Work instructions — Write the listing out again, all of it, word for word.

(Dataset items)
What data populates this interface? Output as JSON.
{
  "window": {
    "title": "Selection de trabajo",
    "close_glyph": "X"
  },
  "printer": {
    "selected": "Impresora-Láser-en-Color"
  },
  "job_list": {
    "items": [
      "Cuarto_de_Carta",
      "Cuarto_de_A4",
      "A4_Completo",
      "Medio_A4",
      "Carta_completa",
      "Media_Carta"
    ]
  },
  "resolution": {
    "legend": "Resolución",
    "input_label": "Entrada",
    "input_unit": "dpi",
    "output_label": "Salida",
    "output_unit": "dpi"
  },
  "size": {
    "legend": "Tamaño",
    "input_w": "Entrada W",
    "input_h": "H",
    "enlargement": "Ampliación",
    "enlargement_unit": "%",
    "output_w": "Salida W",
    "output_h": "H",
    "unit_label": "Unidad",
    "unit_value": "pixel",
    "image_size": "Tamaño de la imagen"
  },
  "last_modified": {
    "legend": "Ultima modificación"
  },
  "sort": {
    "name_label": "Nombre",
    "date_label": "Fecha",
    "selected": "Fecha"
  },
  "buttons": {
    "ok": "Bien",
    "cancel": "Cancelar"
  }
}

Task solution —
What data populates this interface? Output as JSON.
{
  "window": {
    "title": "Selection de trabajo",
    "close_glyph": "X"
  },
  "printer": {
    "selected": "Impresora-Láser-en-Color"
  },
  "job_list": {
    "items": [
      "Cuarto_de_Carta",
      "Cuarto_de_A4",
      "A4_Completo",
      "Medio_A4",
      "Carta_completa",
      "Media_Carta"
    ]
  },
  "resolution": {
    "legend": "Resolución",
    "input_label": "Entrada",
    "input_unit": "dpi",
    "output_label": "Salida",
    "output_unit": "dpi"
  },
  "size": {
    "legend": "Tamaño",
    "input_w": "Entrada W",
    "input_h": "H",
    "enlargement": "Ampliación",
    "enlargement_unit": "%",
    "output_w": "Salida W",
    "output_h": "H",
    "unit_label": "Unidad",
    "unit_value": "pixel",
    "image_size": "Tamaño de la imagen"
  },
  "last_modified": {
    "legend": "Ultima modificación"
  },
  "sort": {
    "name_label": "Nombre",
    "date_label": "Fecha",
    "selected": "Fecha"
  },
  "buttons": {
    "ok": "Bien",
    "cancel": "Cancelar"
  }
}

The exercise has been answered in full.